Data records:
* * * * * * *

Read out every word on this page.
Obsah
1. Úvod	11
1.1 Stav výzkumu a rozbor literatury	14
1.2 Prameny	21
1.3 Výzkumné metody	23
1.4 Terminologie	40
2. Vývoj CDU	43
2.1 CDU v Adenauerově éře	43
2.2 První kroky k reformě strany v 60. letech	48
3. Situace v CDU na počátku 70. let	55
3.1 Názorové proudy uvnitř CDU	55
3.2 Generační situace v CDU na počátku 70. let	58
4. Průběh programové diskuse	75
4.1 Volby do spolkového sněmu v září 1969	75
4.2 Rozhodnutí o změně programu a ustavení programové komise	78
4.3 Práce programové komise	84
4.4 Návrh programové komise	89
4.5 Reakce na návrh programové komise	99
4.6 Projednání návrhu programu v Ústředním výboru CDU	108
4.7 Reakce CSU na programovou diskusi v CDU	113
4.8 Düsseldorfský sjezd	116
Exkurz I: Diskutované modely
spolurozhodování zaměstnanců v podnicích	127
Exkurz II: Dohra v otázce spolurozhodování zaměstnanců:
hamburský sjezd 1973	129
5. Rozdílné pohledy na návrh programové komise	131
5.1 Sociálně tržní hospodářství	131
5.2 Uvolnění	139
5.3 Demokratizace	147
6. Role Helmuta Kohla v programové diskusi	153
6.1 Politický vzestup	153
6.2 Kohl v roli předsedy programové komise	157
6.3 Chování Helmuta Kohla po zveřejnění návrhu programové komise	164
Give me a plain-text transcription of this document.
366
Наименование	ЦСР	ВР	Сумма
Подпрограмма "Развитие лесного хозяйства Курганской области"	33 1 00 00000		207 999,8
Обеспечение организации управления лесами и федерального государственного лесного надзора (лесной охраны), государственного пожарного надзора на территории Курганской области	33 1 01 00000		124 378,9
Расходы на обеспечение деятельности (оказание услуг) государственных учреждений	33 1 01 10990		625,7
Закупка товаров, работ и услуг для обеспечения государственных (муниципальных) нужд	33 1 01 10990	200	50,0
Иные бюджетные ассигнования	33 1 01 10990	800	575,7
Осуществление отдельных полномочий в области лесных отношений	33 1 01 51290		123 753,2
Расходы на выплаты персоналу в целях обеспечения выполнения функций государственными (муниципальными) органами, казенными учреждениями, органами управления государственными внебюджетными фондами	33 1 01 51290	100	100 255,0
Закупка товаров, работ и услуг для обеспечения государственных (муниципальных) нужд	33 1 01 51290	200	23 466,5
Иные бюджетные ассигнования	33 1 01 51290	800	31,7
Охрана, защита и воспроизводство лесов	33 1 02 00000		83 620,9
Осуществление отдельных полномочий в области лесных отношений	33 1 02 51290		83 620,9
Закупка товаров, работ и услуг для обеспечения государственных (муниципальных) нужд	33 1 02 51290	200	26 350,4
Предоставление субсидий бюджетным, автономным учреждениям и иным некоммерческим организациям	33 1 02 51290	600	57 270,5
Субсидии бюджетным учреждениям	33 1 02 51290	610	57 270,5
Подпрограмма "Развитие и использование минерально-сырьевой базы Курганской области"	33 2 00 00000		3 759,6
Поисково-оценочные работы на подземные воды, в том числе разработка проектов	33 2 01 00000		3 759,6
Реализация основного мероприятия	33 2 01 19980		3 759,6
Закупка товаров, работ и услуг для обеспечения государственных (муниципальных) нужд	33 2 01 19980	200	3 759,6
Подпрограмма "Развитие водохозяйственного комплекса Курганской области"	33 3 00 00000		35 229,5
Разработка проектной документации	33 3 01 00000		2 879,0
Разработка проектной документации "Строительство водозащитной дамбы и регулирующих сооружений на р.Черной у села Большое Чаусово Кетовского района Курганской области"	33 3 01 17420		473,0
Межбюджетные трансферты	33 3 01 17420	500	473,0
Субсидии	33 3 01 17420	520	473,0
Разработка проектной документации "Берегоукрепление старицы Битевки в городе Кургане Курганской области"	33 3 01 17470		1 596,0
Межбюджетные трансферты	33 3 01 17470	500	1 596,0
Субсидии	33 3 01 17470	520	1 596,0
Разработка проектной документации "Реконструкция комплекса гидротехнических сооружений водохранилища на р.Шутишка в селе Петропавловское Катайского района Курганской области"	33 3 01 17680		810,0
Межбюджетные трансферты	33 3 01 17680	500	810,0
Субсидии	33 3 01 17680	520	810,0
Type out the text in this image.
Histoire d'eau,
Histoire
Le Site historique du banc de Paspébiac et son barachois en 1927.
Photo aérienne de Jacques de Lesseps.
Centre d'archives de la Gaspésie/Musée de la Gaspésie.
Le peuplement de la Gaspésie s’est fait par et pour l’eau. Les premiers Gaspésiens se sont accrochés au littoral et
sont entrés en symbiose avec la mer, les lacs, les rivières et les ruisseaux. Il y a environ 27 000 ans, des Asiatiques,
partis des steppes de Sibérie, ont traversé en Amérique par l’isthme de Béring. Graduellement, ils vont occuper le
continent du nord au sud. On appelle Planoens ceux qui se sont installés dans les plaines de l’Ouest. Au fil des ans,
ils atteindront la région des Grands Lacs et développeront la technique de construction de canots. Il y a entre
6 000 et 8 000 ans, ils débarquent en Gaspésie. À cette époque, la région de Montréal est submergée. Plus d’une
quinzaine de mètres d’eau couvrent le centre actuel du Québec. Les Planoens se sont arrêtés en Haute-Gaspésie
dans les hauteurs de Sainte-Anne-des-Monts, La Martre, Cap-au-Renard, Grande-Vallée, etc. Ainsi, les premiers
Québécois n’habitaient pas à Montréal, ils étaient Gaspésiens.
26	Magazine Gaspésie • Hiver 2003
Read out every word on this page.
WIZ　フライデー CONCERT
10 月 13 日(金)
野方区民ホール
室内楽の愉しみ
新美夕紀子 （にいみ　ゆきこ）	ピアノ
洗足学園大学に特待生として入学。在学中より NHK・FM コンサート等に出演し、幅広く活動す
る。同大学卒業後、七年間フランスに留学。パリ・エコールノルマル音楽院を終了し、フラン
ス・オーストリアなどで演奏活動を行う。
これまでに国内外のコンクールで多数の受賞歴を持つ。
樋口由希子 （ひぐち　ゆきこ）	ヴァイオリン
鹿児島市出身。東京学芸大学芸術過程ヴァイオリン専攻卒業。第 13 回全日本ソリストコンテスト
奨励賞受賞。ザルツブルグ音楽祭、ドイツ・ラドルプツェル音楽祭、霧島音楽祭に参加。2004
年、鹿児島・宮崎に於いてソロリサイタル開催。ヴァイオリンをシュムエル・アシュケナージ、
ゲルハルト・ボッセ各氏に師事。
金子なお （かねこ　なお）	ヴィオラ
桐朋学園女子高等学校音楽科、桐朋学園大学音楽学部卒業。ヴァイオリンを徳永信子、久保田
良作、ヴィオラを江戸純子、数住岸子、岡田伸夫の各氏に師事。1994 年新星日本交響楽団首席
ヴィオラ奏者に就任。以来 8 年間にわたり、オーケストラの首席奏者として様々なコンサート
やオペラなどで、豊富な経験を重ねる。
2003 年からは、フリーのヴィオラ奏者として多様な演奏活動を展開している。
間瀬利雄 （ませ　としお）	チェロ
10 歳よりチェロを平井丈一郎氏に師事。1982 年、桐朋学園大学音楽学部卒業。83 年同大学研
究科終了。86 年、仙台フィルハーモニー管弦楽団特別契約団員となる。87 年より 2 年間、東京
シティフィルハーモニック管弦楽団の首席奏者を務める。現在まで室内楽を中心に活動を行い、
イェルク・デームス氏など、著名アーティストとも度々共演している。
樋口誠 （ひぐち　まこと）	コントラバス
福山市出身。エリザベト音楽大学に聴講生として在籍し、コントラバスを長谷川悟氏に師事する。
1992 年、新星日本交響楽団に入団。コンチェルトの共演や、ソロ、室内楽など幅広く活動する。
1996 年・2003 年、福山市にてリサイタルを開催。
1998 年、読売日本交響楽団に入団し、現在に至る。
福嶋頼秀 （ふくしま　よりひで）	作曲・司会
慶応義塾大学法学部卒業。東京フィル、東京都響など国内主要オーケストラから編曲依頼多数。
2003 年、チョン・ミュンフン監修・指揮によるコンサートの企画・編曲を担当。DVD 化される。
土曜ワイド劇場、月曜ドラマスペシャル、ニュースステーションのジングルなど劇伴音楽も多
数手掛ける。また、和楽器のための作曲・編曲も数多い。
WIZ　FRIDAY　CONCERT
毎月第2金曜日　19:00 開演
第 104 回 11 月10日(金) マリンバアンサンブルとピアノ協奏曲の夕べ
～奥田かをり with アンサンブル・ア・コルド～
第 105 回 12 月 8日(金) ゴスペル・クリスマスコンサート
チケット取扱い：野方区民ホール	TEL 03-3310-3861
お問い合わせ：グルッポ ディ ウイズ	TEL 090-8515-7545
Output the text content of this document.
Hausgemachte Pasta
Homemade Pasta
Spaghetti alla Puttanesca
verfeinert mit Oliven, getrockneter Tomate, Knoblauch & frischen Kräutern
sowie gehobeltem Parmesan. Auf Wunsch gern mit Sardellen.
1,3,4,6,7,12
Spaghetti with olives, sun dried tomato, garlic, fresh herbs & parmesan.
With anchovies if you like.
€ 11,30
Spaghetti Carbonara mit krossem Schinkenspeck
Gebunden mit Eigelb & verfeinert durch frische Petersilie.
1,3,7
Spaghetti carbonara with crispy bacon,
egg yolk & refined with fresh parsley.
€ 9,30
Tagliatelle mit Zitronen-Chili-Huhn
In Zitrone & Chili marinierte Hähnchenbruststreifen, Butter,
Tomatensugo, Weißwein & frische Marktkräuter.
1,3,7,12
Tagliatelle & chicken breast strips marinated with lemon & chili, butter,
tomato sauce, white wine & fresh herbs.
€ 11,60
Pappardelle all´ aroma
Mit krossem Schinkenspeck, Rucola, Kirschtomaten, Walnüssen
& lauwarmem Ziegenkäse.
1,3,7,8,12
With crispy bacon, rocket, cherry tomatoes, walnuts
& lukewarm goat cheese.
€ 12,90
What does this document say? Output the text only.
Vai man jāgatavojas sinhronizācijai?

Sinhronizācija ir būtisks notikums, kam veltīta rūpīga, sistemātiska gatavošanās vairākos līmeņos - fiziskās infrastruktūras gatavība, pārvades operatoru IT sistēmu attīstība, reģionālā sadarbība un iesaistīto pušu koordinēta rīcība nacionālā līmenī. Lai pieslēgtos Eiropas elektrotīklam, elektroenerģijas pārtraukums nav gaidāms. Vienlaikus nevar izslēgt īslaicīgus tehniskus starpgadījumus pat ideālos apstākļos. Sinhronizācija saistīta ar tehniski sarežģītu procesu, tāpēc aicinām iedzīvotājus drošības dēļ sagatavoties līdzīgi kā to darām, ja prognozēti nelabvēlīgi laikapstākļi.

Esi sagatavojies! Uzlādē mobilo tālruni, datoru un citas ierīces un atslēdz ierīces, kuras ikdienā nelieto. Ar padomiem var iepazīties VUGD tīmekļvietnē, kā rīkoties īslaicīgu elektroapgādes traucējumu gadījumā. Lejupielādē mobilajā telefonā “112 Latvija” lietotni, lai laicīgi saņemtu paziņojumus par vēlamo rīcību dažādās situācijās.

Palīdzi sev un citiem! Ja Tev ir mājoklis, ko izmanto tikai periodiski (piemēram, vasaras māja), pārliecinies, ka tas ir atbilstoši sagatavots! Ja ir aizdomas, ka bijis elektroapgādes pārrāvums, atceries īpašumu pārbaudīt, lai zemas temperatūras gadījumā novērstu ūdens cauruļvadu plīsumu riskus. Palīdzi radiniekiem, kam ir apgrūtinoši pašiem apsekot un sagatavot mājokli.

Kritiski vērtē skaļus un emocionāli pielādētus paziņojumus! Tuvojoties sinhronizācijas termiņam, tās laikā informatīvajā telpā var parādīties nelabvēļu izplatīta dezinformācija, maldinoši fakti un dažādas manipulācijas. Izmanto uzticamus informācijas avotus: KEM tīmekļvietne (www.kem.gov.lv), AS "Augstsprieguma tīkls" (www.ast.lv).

* * * * * * *

Task description:
Look through the listing and extract every line with "Kohla" in it.

Written answer:
6. Role Helmuta Kohla v programové diskusi	153
6.3 Chování Helmuta Kohla po zveřejnění návrhu programové komise	164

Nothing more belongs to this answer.